#### Task brief
Repeat every line exactly, keeping the pictures out of the copy.

Stored items from a collection:

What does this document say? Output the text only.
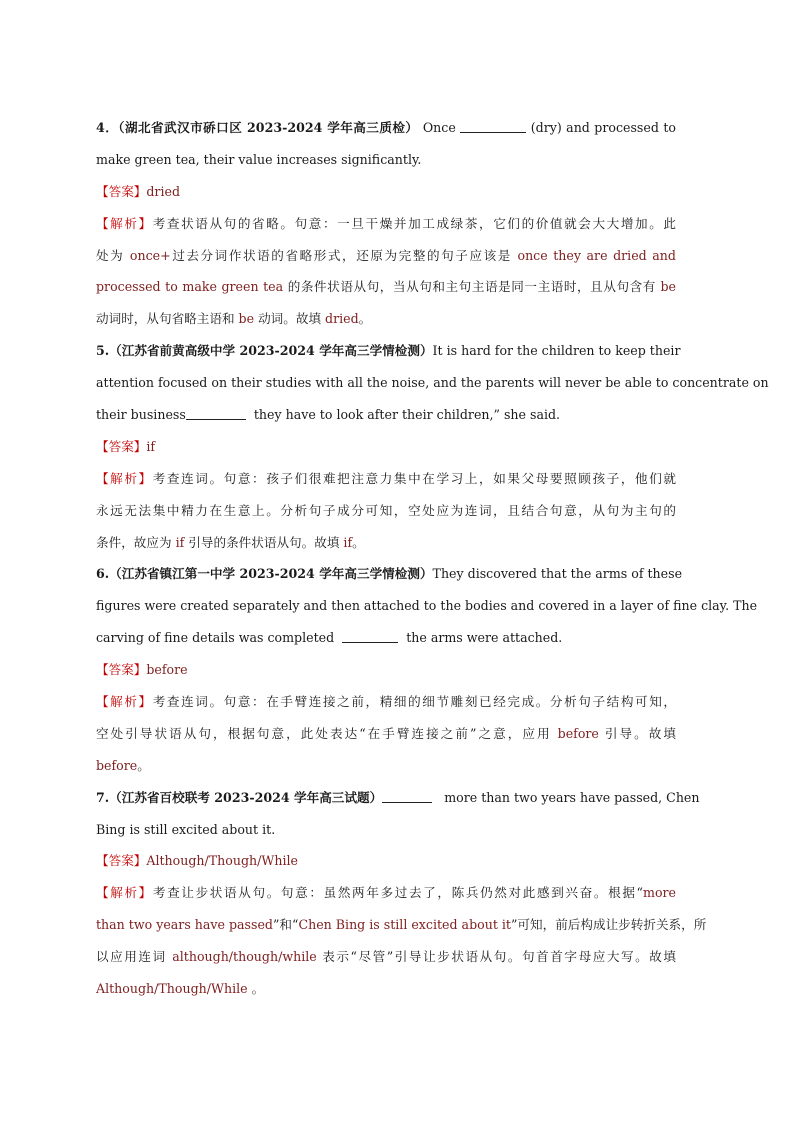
4．（湖北省武汉市硚口区 2023-2024 学年高三质检） Once	(dry) and processed to
make green tea, their value increases significantly.
【答案】dried
【解析】考查状语从句的省略。句意：一旦干燥并加工成绿茶，它们的价值就会大大增加。此
处为 once+过去分词作状语的省略形式，还原为完整的句子应该是 once they are dried and
processed to make green tea 的条件状语从句，当从句和主句主语是同一主语时，且从句含有 be
动词时，从句省略主语和 be 动词。故填 dried。
5.（江苏省前黄高级中学 2023-2024 学年高三学情检测）It is hard for the children to keep their
attention focused on their studies with all the noise, and the parents will never be able to concentrate on
their business	they have to look after their children,” she said.
【答案】if
【解析】考查连词。句意：孩子们很难把注意力集中在学习上，如果父母要照顾孩子，他们就
永远无法集中精力在生意上。分析句子成分可知，空处应为连词，且结合句意，从句为主句的
条件，故应为 if 引导的条件状语从句。故填 if。
6.（江苏省镇江第一中学 2023-2024 学年高三学情检测）They discovered that the arms of these
figures were created separately and then attached to the bodies and covered in a layer of fine clay. The
carving of fine details was completed	the arms were attached.
【答案】before
【解析】考查连词。句意：在手臂连接之前，精细的细节雕刻已经完成。分析句子结构可知，
空处引导状语从句，根据句意，此处表达“在手臂连接之前”之意，应用 before 引导。故填
before。
7.（江苏省百校联考 2023-2024 学年高三试题）	more than two years have passed, Chen
Bing is still excited about it.
【答案】Although/Though/While
【解析】考查让步状语从句。句意：虽然两年多过去了，陈兵仍然对此感到兴奋。根据“more
than two years have passed”和“Chen Bing is still excited about it”可知，前后构成让步转折关系，所
以应用连词 although/though/while 表示“尽管”引导让步状语从句。句首首字母应大写。故填
Although/Though/While 。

#### Written response
What does this document say? Output the text only.
4．（湖北省武汉市硚口区 2023-2024 学年高三质检） Once	(dry) and processed to
make green tea, their value increases significantly.
【答案】dried
【解析】考查状语从句的省略。句意：一旦干燥并加工成绿茶，它们的价值就会大大增加。此
处为 once+过去分词作状语的省略形式，还原为完整的句子应该是 once they are dried and
processed to make green tea 的条件状语从句，当从句和主句主语是同一主语时，且从句含有 be
动词时，从句省略主语和 be 动词。故填 dried。
5.（江苏省前黄高级中学 2023-2024 学年高三学情检测）It is hard for the children to keep their
attention focused on their studies with all the noise, and the parents will never be able to concentrate on
their business	they have to look after their children,” she said.
【答案】if
【解析】考查连词。句意：孩子们很难把注意力集中在学习上，如果父母要照顾孩子，他们就
永远无法集中精力在生意上。分析句子成分可知，空处应为连词，且结合句意，从句为主句的
条件，故应为 if 引导的条件状语从句。故填 if。
6.（江苏省镇江第一中学 2023-2024 学年高三学情检测）They discovered that the arms of these
figures were created separately and then attached to the bodies and covered in a layer of fine clay. The
carving of fine details was completed	the arms were attached.
【答案】before
【解析】考查连词。句意：在手臂连接之前，精细的细节雕刻已经完成。分析句子结构可知，
空处引导状语从句，根据句意，此处表达“在手臂连接之前”之意，应用 before 引导。故填
before。
7.（江苏省百校联考 2023-2024 学年高三试题）	more than two years have passed, Chen
Bing is still excited about it.
【答案】Although/Though/While
【解析】考查让步状语从句。句意：虽然两年多过去了，陈兵仍然对此感到兴奋。根据“more
than two years have passed”和“Chen Bing is still excited about it”可知，前后构成让步转折关系，所
以应用连词 although/though/while 表示“尽管”引导让步状语从句。句首首字母应大写。故填
Although/Though/While 。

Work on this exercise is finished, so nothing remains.